• SET EXERCISE 1: In the bunny adoption thread, which website does bunnydude say to use to find adoptable animals nearby?

# Animal Humane Society



## Brooke (Jan 21, 2006)

Hello! My name is Brooke, and I am new to this forum. I am interested in buying a bunny (it's something I've wanted to do for a loooooong time!!), and I was especially interested in buying my bunny from the Humane Society, or another rescue organization. There are a lot of bunnies out there in need of good homes, and I would like to provide one!

Has anyone out there gotten a bunny from a rescue organization, or the Humane Society? Is there anything I should be aware of before purchasing a bunny from the AHS? Any advice/suggestions/etc.?

Also.....I've heard that bunnies can be litter box trained.Is this true? Has anyone had success with litter box training? It's something I would be interested in!!

Thanks for any help or suggestions....I want to be an informed pet owner, and I would appreciate any help I can get before purchasing a bunny.

-Brooke McCaffrey


----------



## Pipp (Jan 21, 2006)

Brooke, that's awesome! Kudos to you for doing your research. :great:

Getting my first rabbit was an accident (she was rescued off the street), but it was the best accident that ever happened to me. We're a bonded pair. I love her so much!

Since then I've got one (and soon to be two) other rabbits from a rescue organization. 

No problem litter training any of them, but the young bunnies will go through a juvenile deliquency stage when their hormones kick in, and the litter training goes out the window. But once mine was spayed, she soon went back to the little love bug she was, with stellar (almost) litter habbits. (She still poops and pees to markher territory in front of the other bunny's door, and sometimes where the cats are). 

They are the most wonderful pets in the world. What area are you in? There are so many bunnies needing homes.You may want to PM the forum's new rescue moderator is Lissa, but she may not be on again until Monday.

Again, you're wonderful! :hug:

SAS and PIPP :highfive:


----------



## bunnydude (Jan 22, 2006)

It is awesome that you want to be an informed bunny parent! I adopted my bunnies from a private rabbit rescue, and had absolutely no complaints. A humane society would be just as good. If you go to http://www.petfinder.com, you can find a list of all the adoptables in your area. That's how I found mine.

As far as litter training, it is very easy and I have had great success with it.

Bunnydude


----------



## Bassetluv (Jan 22, 2006)

:hug:
That's for you, Brooke...! Anyone who adopts from a Humane Society is pretty great in my books! There are so many bunnies out there looking for homes. I adopted a rabbit last summer from my local Humane Society, and he was the sweetest little guy...I'm sure when you find the one who is right for you, you will be so happy!

A couple of things to suggest when you go to adopt...find out how old the bunny is and if he or she is already spayed or neutered. Watch the bunny for a while and see how he is on his own...does he sit at the back of the cage or is he curious and alert? Ask to see his teeth...malocclusion (where the teeth grow abnormally long and can grow out in different directions) does occur with some rabbits and can be costly to maintain in the long run, as the teeth would need to be trimmed by a vet every few weeks.

• RECORDS SHOWN:
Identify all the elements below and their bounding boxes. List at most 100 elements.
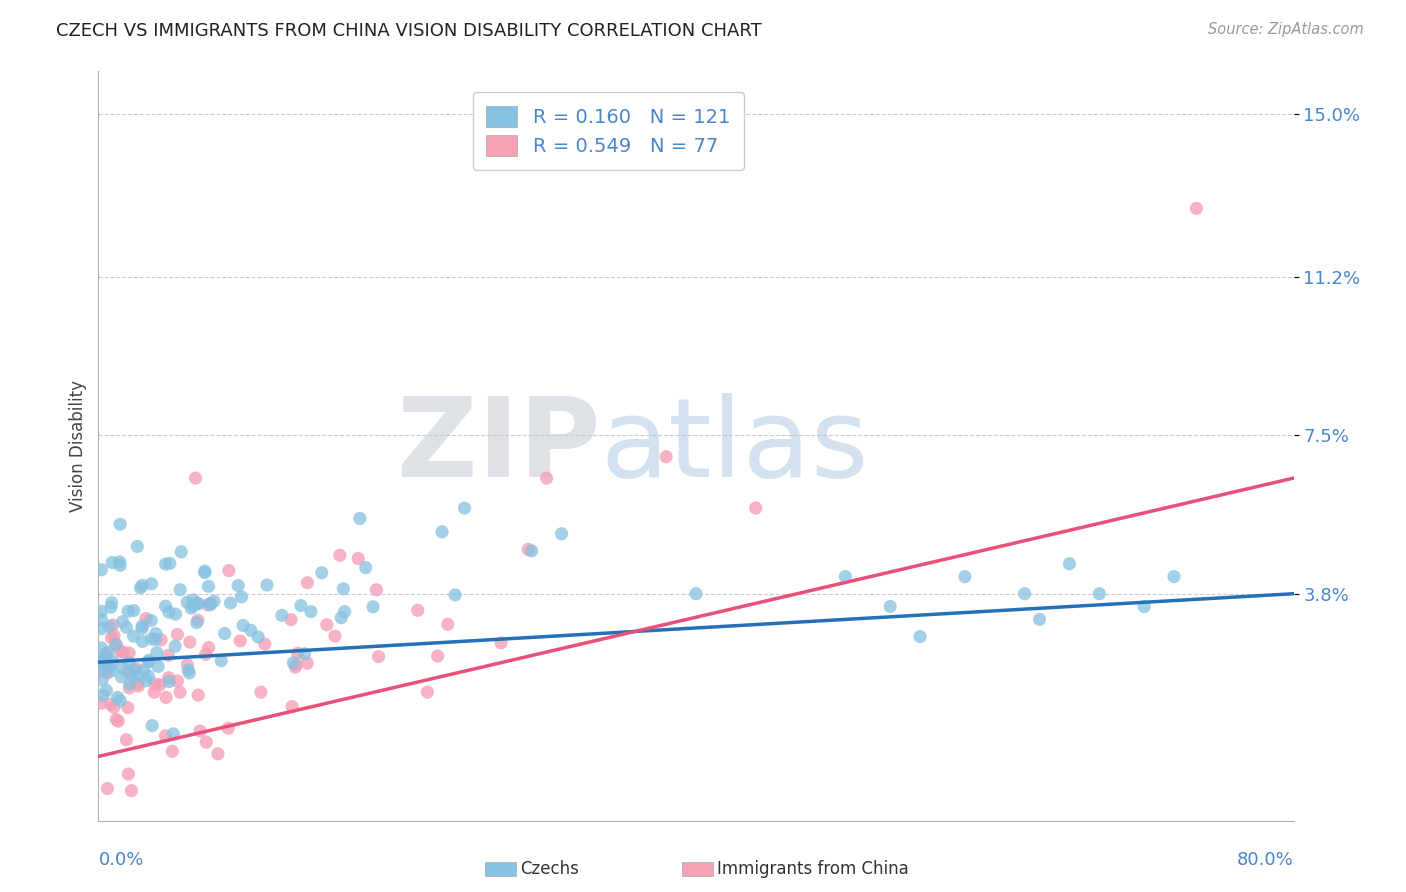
Point (323, 629, 346, 643)
Point (91, 688, 114, 702)
Point (329, 549, 352, 563)
Point (90, 696, 112, 710)
Point (247, 630, 270, 644)
Point (330, 610, 353, 624)
Point (270, 608, 292, 623)
Point (194, 648, 217, 662)
Point (157, 605, 180, 619)
Point (145, 626, 167, 640)
Text: Source: ZipAtlas.com: Source: ZipAtlas.com (1208, 22, 1364, 37)
Point (165, 607, 187, 622)
Point (141, 614, 163, 628)
Point (299, 605, 322, 619)
Point (103, 629, 125, 643)
Point (217, 721, 239, 735)
Point (436, 617, 458, 632)
Point (118, 646, 141, 660)
Point (162, 727, 184, 741)
Y-axis label: Vision Disability: Vision Disability (69, 380, 87, 512)
Point (155, 557, 177, 571)
Point (209, 654, 232, 668)
Point (177, 663, 200, 677)
Point (131, 634, 153, 648)
Point (108, 558, 131, 573)
Point (146, 646, 169, 660)
Point (332, 582, 354, 596)
Point (520, 544, 543, 558)
Point (169, 582, 191, 597)
Point (135, 611, 157, 625)
Point (1163, 569, 1185, 583)
Text: 0.0%: 0.0% (98, 851, 143, 869)
Point (145, 632, 167, 647)
Point (489, 636, 512, 650)
Point (143, 677, 166, 691)
Point (93, 652, 115, 666)
Point (127, 679, 149, 693)
Point (281, 699, 304, 714)
Point (96, 781, 118, 796)
Point (1088, 587, 1111, 601)
Point (366, 582, 388, 597)
Point (90, 563, 112, 577)
Point (406, 603, 429, 617)
Point (122, 662, 145, 676)
Point (120, 783, 142, 797)
Point (90, 640, 112, 655)
Point (834, 569, 856, 583)
Point (416, 685, 439, 699)
Point (1133, 599, 1156, 614)
Point (1028, 612, 1050, 626)
Point (218, 564, 240, 578)
Point (280, 613, 302, 627)
Point (283, 656, 305, 670)
Point (311, 566, 333, 580)
Point (131, 621, 153, 635)
Point (121, 668, 143, 682)
Text: ZIP: ZIP (396, 392, 600, 500)
Point (94, 650, 117, 665)
Point (117, 700, 139, 714)
Point (110, 694, 132, 708)
Point (347, 551, 370, 566)
Point (165, 640, 187, 654)
Point (103, 700, 125, 714)
Point (194, 564, 217, 578)
Point (149, 678, 172, 692)
Point (315, 617, 337, 632)
Point (285, 657, 308, 672)
Point (143, 685, 166, 699)
Point (197, 598, 219, 612)
Point (444, 588, 467, 602)
Point (101, 618, 124, 632)
Point (655, 450, 678, 464)
Point (90, 655, 112, 669)
Point (297, 575, 319, 590)
Point (745, 501, 768, 516)
Point (111, 661, 134, 675)
Point (127, 540, 149, 554)
Point (685, 587, 707, 601)
Point (284, 660, 307, 674)
Point (110, 644, 132, 658)
Point (170, 545, 193, 559)
Text: atlas: atlas (600, 392, 869, 500)
Point (169, 685, 191, 699)
Point (127, 676, 149, 690)
Point (98, 659, 121, 673)
Point (146, 659, 169, 673)
Point (118, 656, 141, 670)
Point (90, 665, 112, 679)
Point (231, 590, 253, 604)
Point (297, 656, 319, 670)
Point (115, 620, 138, 634)
Point (122, 604, 145, 618)
Point (157, 674, 180, 689)
Point (879, 599, 901, 614)
Point (188, 723, 211, 738)
Point (1059, 557, 1081, 571)
Point (197, 640, 219, 655)
Point (179, 665, 201, 680)
Point (162, 744, 184, 758)
Point (104, 638, 127, 652)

• SET EXERCISE 2: Please lay out everything in the listing from the line containing "Point (323, 629, 346, 643)" down to the line containing "Point (283, 656, 305, 670)" as a numbered list, both of those lines included and blank lines left out.

• FULL ANSWER 1: http://www.petfinder.com

• FULL ANSWER 2:
1. Point (323, 629, 346, 643)
2. Point (91, 688, 114, 702)
3. Point (329, 549, 352, 563)
4. Point (90, 696, 112, 710)
5. Point (247, 630, 270, 644)
6. Point (330, 610, 353, 624)
7. Point (270, 608, 292, 623)
8. Point (194, 648, 217, 662)
9. Point (157, 605, 180, 619)
10. Point (145, 626, 167, 640)
11. Text: Source: ZipAtlas.com: Source: ZipAtlas.com (1208, 22, 1364, 37)
12. Point (165, 607, 187, 622)
13. Point (141, 614, 163, 628)
14. Point (299, 605, 322, 619)
15. Point (103, 629, 125, 643)
16. Point (217, 721, 239, 735)
17. Point (436, 617, 458, 632)
18. Point (118, 646, 141, 660)
19. Point (162, 727, 184, 741)
20. Y-axis label: Vision Disability: Vision Disability (69, 380, 87, 512)
21. Point (155, 557, 177, 571)
22. Point (209, 654, 232, 668)
23. Point (177, 663, 200, 677)
24. Point (131, 634, 153, 648)
25. Point (108, 558, 131, 573)
26. Point (146, 646, 169, 660)
27. Point (332, 582, 354, 596)
28. Point (520, 544, 543, 558)
29. Point (169, 582, 191, 597)
30. Point (135, 611, 157, 625)
31. Point (1163, 569, 1185, 583)
32. Text: 0.0%: 0.0% (98, 851, 143, 869)
33. Point (145, 632, 167, 647)
34. Point (489, 636, 512, 650)
35. Point (143, 677, 166, 691)
36. Point (93, 652, 115, 666)
37. Point (127, 679, 149, 693)
38. Point (281, 699, 304, 714)
39. Point (96, 781, 118, 796)
40. Point (1088, 587, 1111, 601)
41. Point (366, 582, 388, 597)
42. Point (90, 563, 112, 577)
43. Point (406, 603, 429, 617)
44. Point (122, 662, 145, 676)
45. Point (120, 783, 142, 797)
46. Point (90, 640, 112, 655)
47. Point (834, 569, 856, 583)
48. Point (416, 685, 439, 699)
49. Point (1133, 599, 1156, 614)
50. Point (1028, 612, 1050, 626)
51. Point (218, 564, 240, 578)
52. Point (280, 613, 302, 627)
53. Point (283, 656, 305, 670)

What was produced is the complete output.